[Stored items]
────────────────

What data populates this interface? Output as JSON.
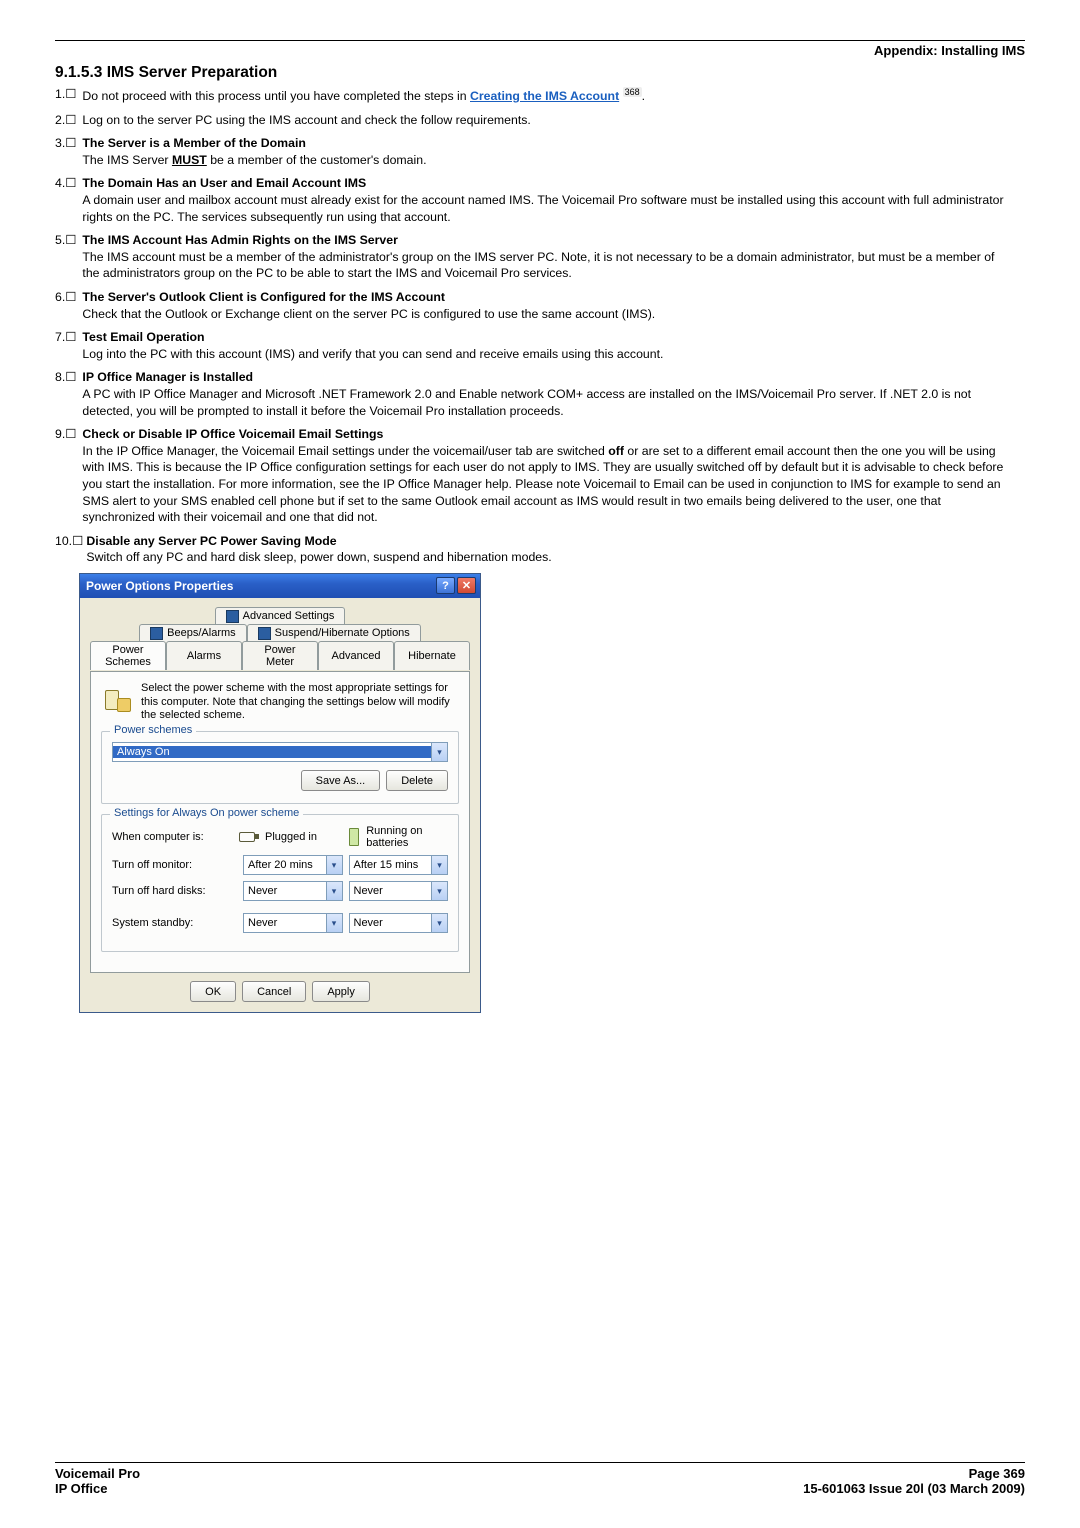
{
  "header": {
    "appendix": "Appendix: Installing IMS"
  },
  "section": {
    "title": "9.1.5.3 IMS Server Preparation"
  },
  "steps": {
    "s1": {
      "num": "1.",
      "pre": "Do not proceed with this process until you have completed the steps in ",
      "link": "Creating the IMS Account",
      "pageref": "368",
      "post": "."
    },
    "s2": {
      "num": "2.",
      "text": "Log on to the server PC using the IMS account and check the follow requirements."
    },
    "s3": {
      "num": "3.",
      "heading": "The Server is a Member of the Domain",
      "l1a": "The IMS Server ",
      "must": "MUST",
      "l1b": " be a member of the customer's domain."
    },
    "s4": {
      "num": "4.",
      "heading": "The Domain Has an User and Email Account IMS",
      "body": "A domain user and mailbox account must already exist for the account named IMS. The Voicemail Pro software must be installed using this account with full administrator rights on the PC. The services subsequently run using that account."
    },
    "s5": {
      "num": "5.",
      "heading": "The IMS Account Has Admin Rights on the IMS Server",
      "body": "The IMS account must be a member of the administrator's group on the IMS server PC. Note, it is not necessary to be a domain administrator, but must be a member of the administrators group on the PC to be able to start the IMS and Voicemail Pro services."
    },
    "s6": {
      "num": "6.",
      "heading": "The Server's Outlook Client is Configured for the IMS Account",
      "body": "Check that the Outlook or Exchange client on the server PC is configured to use the same account (IMS)."
    },
    "s7": {
      "num": "7.",
      "heading": "Test Email Operation",
      "body": "Log into the PC with this account (IMS) and verify that you can send and receive emails using this account."
    },
    "s8": {
      "num": "8.",
      "heading": "IP Office Manager is Installed",
      "body": "A PC with IP Office Manager and Microsoft .NET Framework 2.0 and Enable network COM+ access are installed on the IMS/Voicemail Pro server. If .NET 2.0 is not detected, you will be prompted to install it before the Voicemail Pro installation proceeds."
    },
    "s9": {
      "num": "9.",
      "heading": "Check or Disable IP Office Voicemail Email Settings",
      "body_a": "In the IP Office Manager, the Voicemail Email settings under the voicemail/user tab are switched ",
      "off": "off",
      "body_b": " or are set to a different email account then the one you will be using with IMS. This is because the IP Office configuration settings for each user do not apply to IMS. They are usually switched off by default but it is advisable to check before you start the installation. For more information, see the IP Office Manager help. Please note Voicemail to Email can be used in conjunction to IMS for example to send an SMS alert to your SMS enabled cell phone but if set to the same Outlook email account as IMS would result in two emails being delivered to the user, one that synchronized with their voicemail and one that did not."
    },
    "s10": {
      "num": "10.",
      "heading": "Disable any Server PC Power Saving Mode",
      "body": "Switch off any PC and hard disk sleep, power down, suspend and hibernation modes."
    }
  },
  "dialog": {
    "title": "Power Options Properties",
    "help": "?",
    "close": "✕",
    "tabs": {
      "advanced_settings": "Advanced Settings",
      "beeps_alarms": "Beeps/Alarms",
      "suspend_hibernate": "Suspend/Hibernate Options",
      "power_schemes": "Power Schemes",
      "alarms": "Alarms",
      "power_meter": "Power Meter",
      "advanced": "Advanced",
      "hibernate": "Hibernate"
    },
    "info": "Select the power scheme with the most appropriate settings for this computer. Note that changing the settings below will modify the selected scheme.",
    "group1": {
      "legend": "Power schemes",
      "value": "Always On",
      "save_as": "Save As...",
      "delete": "Delete"
    },
    "group2": {
      "legend": "Settings for Always On power scheme",
      "when": "When computer is:",
      "plugged": "Plugged in",
      "battery": "Running on batteries",
      "row_monitor": {
        "label": "Turn off monitor:",
        "plugged": "After 20 mins",
        "battery": "After 15 mins"
      },
      "row_disks": {
        "label": "Turn off hard disks:",
        "plugged": "Never",
        "battery": "Never"
      },
      "row_standby": {
        "label": "System standby:",
        "plugged": "Never",
        "battery": "Never"
      }
    },
    "buttons": {
      "ok": "OK",
      "cancel": "Cancel",
      "apply": "Apply"
    }
  },
  "footer": {
    "left_top": "Voicemail Pro",
    "left_bot": "IP Office",
    "right_top": "Page 369",
    "right_bot": "15-601063 Issue 20l (03 March 2009)"
  },
  "glyphs": {
    "checkbox": "☐",
    "dropdown": "▾"
  }
}
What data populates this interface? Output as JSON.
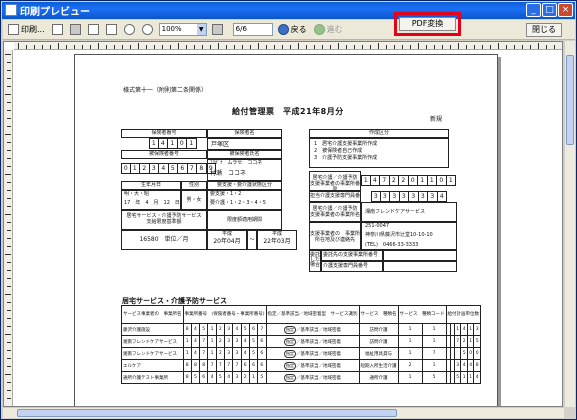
{
  "window": {
    "title": "印刷プレビュー"
  },
  "toolbar": {
    "print_label": "印刷...",
    "zoom_value": "100%",
    "page_value": "6/6",
    "back_label": "戻る",
    "next_label": "進む",
    "pdf_label": "PDF変換",
    "close_label": "閉じる"
  },
  "doc": {
    "form_no": "様式第十一（附則第二条関係）",
    "title": "給付管理票　平成21年8月分",
    "new_label": "新規",
    "insurer_no_label": "保険者番号",
    "insurer_no_digits": [
      "1",
      "4",
      "1",
      "0",
      "1"
    ],
    "insurer_name_label": "保険者名",
    "insurer_name": "戸塚区",
    "insured_no_label": "被保険者番号",
    "insured_no_digits": [
      "0",
      "1",
      "2",
      "3",
      "4",
      "5",
      "6",
      "7",
      "8",
      "9"
    ],
    "insured_name_label": "被保険者氏名",
    "insured_kana": "ﾌﾘｶﾞﾅ　ムラセ　ココネ",
    "insured_name": "村瀬　ココネ",
    "birth_label": "生年月日",
    "sex_label": "性別",
    "care_level_label": "要支援・要介護状態区分",
    "era": "明・大・昭",
    "birth_value": "17　年　4　月　12　日",
    "sex_value": "男・女",
    "support_levels": "要支援・1・2",
    "care_levels": "要介護・1・2・3・4・5",
    "limit_label": "居宅サービス・介護予防サービス　支給限度基準額",
    "limit_value": "16580　単位／月",
    "period_label": "限度額適用期間",
    "period_from_era": "平成",
    "period_from": "20年04月",
    "period_tilde": "〜",
    "period_to_era": "平成",
    "period_to": "22年03月",
    "creation_label": "作成区分",
    "creation_options": [
      "1　居宅介護支援事業所作成",
      "2　被保険者自己作成",
      "3　介護予防支援事業所作成"
    ],
    "office_no_label": "居宅介護／介護予防　支援事業者の事業所番号",
    "office_no_digits": [
      "1",
      "4",
      "7",
      "2",
      "2",
      "0",
      "1",
      "1",
      "0",
      "1"
    ],
    "worker_no_label": "担当介護支援専門員番号",
    "worker_no_digits": [
      "3",
      "3",
      "3",
      "3",
      "3",
      "3",
      "3",
      "4"
    ],
    "office_name_label": "居宅介護／介護予防　支援事業者の事業所名",
    "office_name": "湘南フレンドケアサービス",
    "office_addr_label": "支援事業者の　事業所所在地及び連絡先",
    "office_zip": "251-0047",
    "office_addr": "神奈川県藤沢市辻堂10-10-10",
    "office_tel": "(TEL)　0466-33-3333",
    "entrust_label": "委託した場合",
    "entrust_row1": "委託先の支援事業所番号",
    "entrust_row2": "介護支援専門員番号",
    "service_section_title": "居宅サービス・介護予防サービス",
    "service_headers": [
      "サービス事業者の　事業所名",
      "事業所番号　(保険者番号・事業所番号)",
      "指定／基準該当／地域密着型　サービス識別",
      "サービス　種類名",
      "サービス　種類コード",
      "給付計画単位数"
    ],
    "service_rows": [
      {
        "name": "藤沢介護施設",
        "digits": [
          "8",
          "4",
          "5",
          "1",
          "2",
          "3",
          "4",
          "5",
          "6",
          "7"
        ],
        "kind": "指定",
        "type": "訪問介護",
        "code": [
          "1",
          "1"
        ],
        "units": [
          "",
          "",
          "1",
          "4",
          "1",
          "3"
        ]
      },
      {
        "name": "湘南フレンドケアサービス",
        "digits": [
          "1",
          "4",
          "7",
          "1",
          "2",
          "3",
          "3",
          "4",
          "5",
          "6"
        ],
        "kind": "指定",
        "type": "訪問介護",
        "code": [
          "1",
          "1"
        ],
        "units": [
          "",
          "",
          "7",
          "2",
          "1",
          "5"
        ]
      },
      {
        "name": "湘南フレンドケアサービス",
        "digits": [
          "1",
          "4",
          "7",
          "1",
          "2",
          "3",
          "3",
          "4",
          "5",
          "6"
        ],
        "kind": "指定",
        "type": "福祉用具貸与",
        "code": [
          "1",
          "7"
        ],
        "units": [
          "",
          "",
          "",
          "5",
          "0",
          "0"
        ]
      },
      {
        "name": "エルケア",
        "digits": [
          "8",
          "8",
          "8",
          "7",
          "7",
          "7",
          "7",
          "6",
          "6",
          "6"
        ],
        "kind": "指定",
        "type": "短期入所生活介護",
        "code": [
          "2",
          "1"
        ],
        "units": [
          "",
          "",
          "3",
          "4",
          "4",
          "8"
        ]
      },
      {
        "name": "通所介護テスト事業所",
        "digits": [
          "8",
          "5",
          "6",
          "4",
          "5",
          "4",
          "3",
          "2",
          "1",
          "5"
        ],
        "kind": "指定",
        "type": "通所介護",
        "code": [
          "1",
          "5"
        ],
        "units": [
          "",
          "",
          "5",
          "1",
          "1",
          "4"
        ]
      }
    ],
    "service_kind_tail": "／基準該当／地域密着"
  }
}
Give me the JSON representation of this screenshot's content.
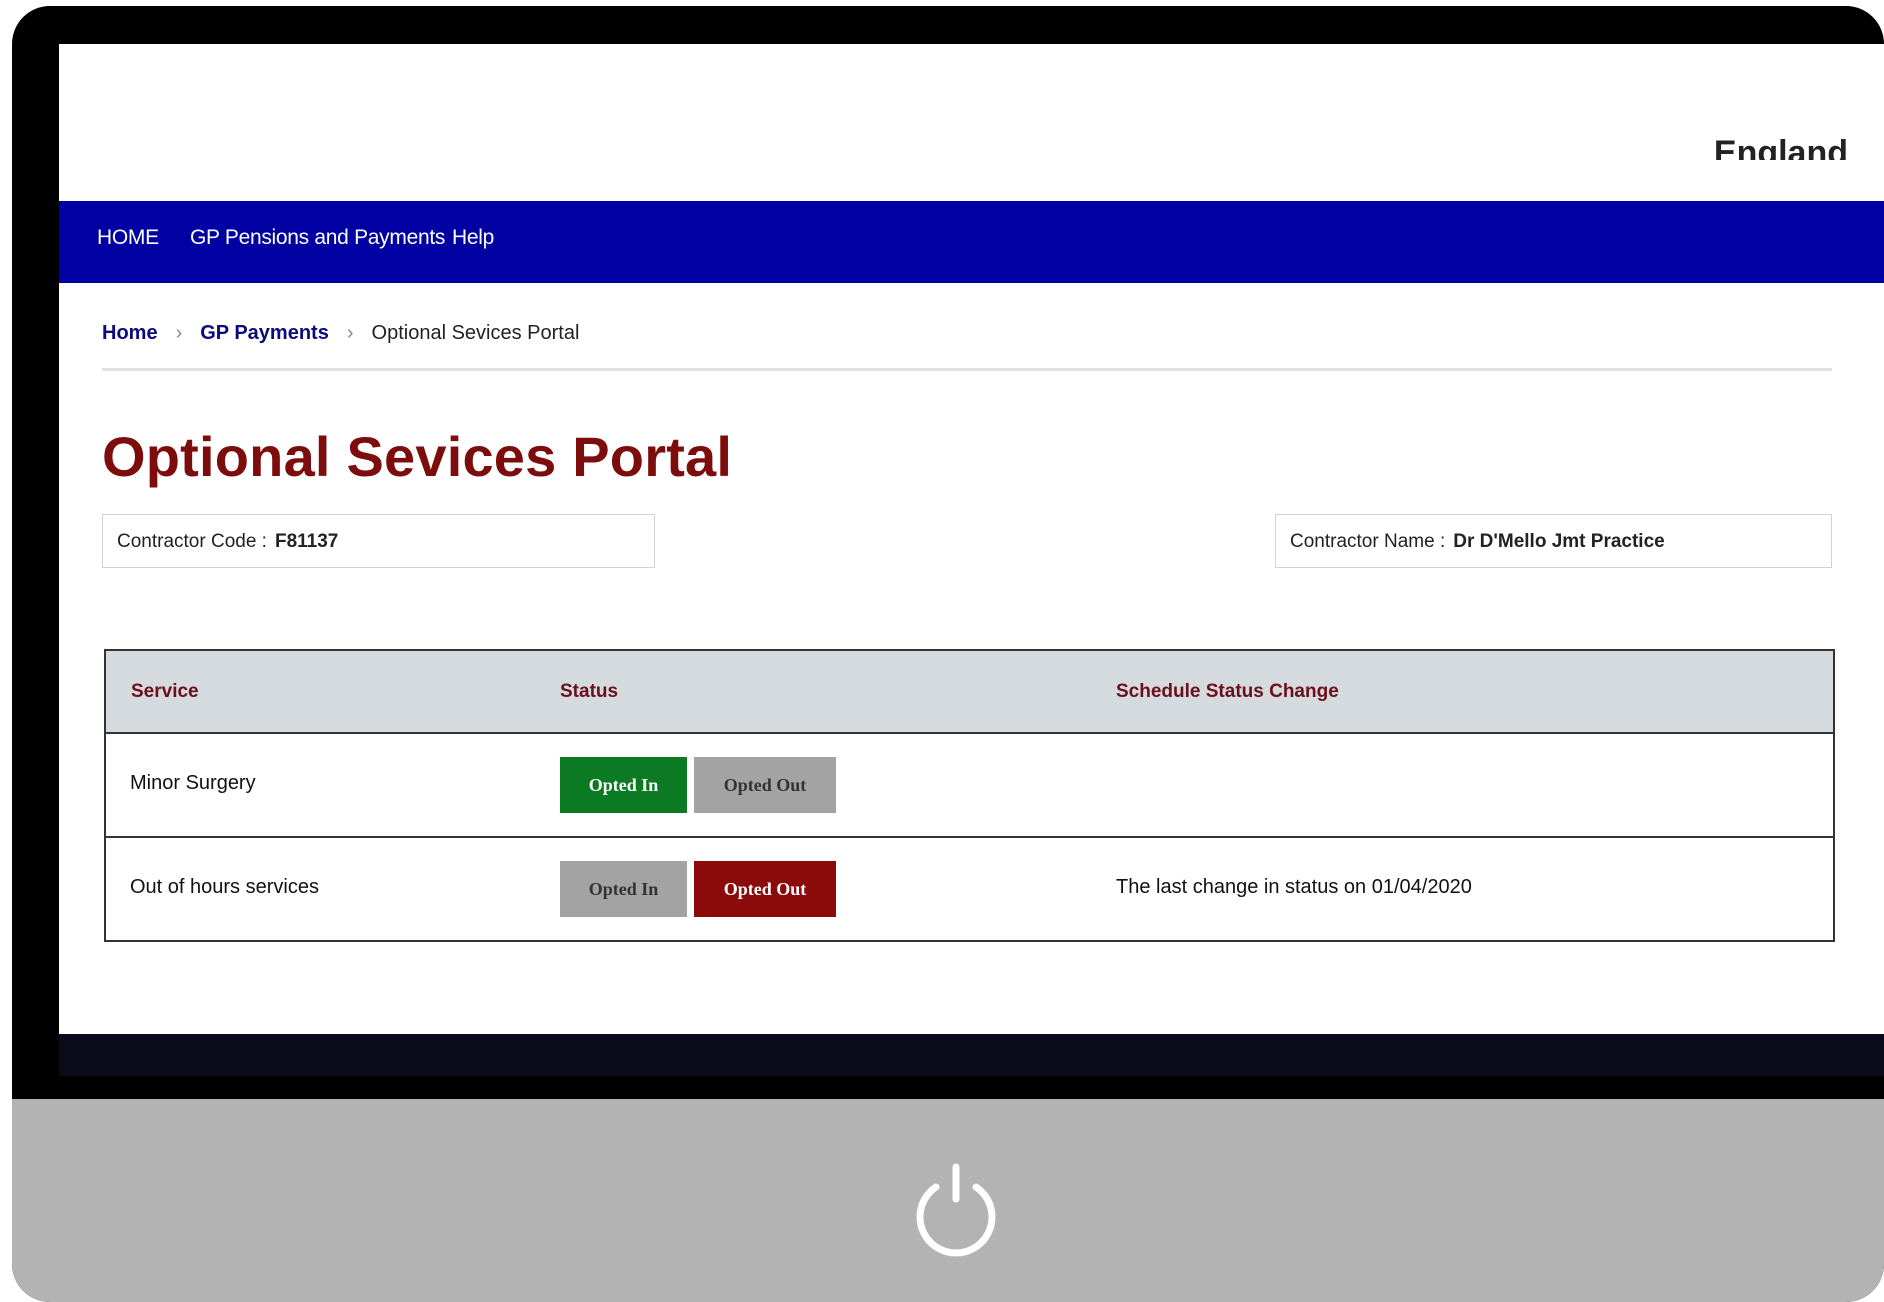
{
  "header": {
    "brand_text": "England"
  },
  "nav": {
    "items": [
      "HOME",
      "GP Pensions and Payments",
      "Help"
    ]
  },
  "breadcrumb": {
    "home": "Home",
    "gp_payments": "GP Payments",
    "current": "Optional Sevices Portal",
    "separator": ">"
  },
  "page": {
    "title": "Optional Sevices Portal"
  },
  "contractor": {
    "code_label": "Contractor Code :",
    "code_value": "F81137",
    "name_label": "Contractor Name :",
    "name_value": "Dr D'Mello Jmt Practice"
  },
  "table": {
    "headers": {
      "service": "Service",
      "status": "Status",
      "schedule": "Schedule Status Change"
    },
    "rows": [
      {
        "service": "Minor Surgery",
        "opted_in_label": "Opted In",
        "opted_out_label": "Opted Out",
        "status": "Opted In",
        "schedule": ""
      },
      {
        "service": "Out of hours services",
        "opted_in_label": "Opted In",
        "opted_out_label": "Opted Out",
        "status": "Opted Out",
        "schedule": "The last change in status on 01/04/2020"
      }
    ]
  },
  "colors": {
    "nav_bg": "#0000a3",
    "title": "#7d0c0c",
    "opted_in_active": "#0c7a22",
    "opted_out_active": "#8b0b0b",
    "inactive": "#a3a3a3"
  },
  "icons": {
    "power": "power-icon",
    "separator": "chevron-right-icon"
  }
}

────────────────

Pass over all pictures while writing out the lines from the line with "Give me the" through the last line exactly.

Give me the JSON representation of this screenshot's content.
{
  "header": {
    "brand_text": "England"
  },
  "nav": {
    "items": [
      "HOME",
      "GP Pensions and Payments",
      "Help"
    ]
  },
  "breadcrumb": {
    "home": "Home",
    "gp_payments": "GP Payments",
    "current": "Optional Sevices Portal",
    "separator": ">"
  },
  "page": {
    "title": "Optional Sevices Portal"
  },
  "contractor": {
    "code_label": "Contractor Code :",
    "code_value": "F81137",
    "name_label": "Contractor Name :",
    "name_value": "Dr D'Mello Jmt Practice"
  },
  "table": {
    "headers": {
      "service": "Service",
      "status": "Status",
      "schedule": "Schedule Status Change"
    },
    "rows": [
      {
        "service": "Minor Surgery",
        "opted_in_label": "Opted In",
        "opted_out_label": "Opted Out",
        "status": "Opted In",
        "schedule": ""
      },
      {
        "service": "Out of hours services",
        "opted_in_label": "Opted In",
        "opted_out_label": "Opted Out",
        "status": "Opted Out",
        "schedule": "The last change in status on 01/04/2020"
      }
    ]
  },
  "colors": {
    "nav_bg": "#0000a3",
    "title": "#7d0c0c",
    "opted_in_active": "#0c7a22",
    "opted_out_active": "#8b0b0b",
    "inactive": "#a3a3a3"
  },
  "icons": {
    "power": "power-icon",
    "separator": "chevron-right-icon"
  }
}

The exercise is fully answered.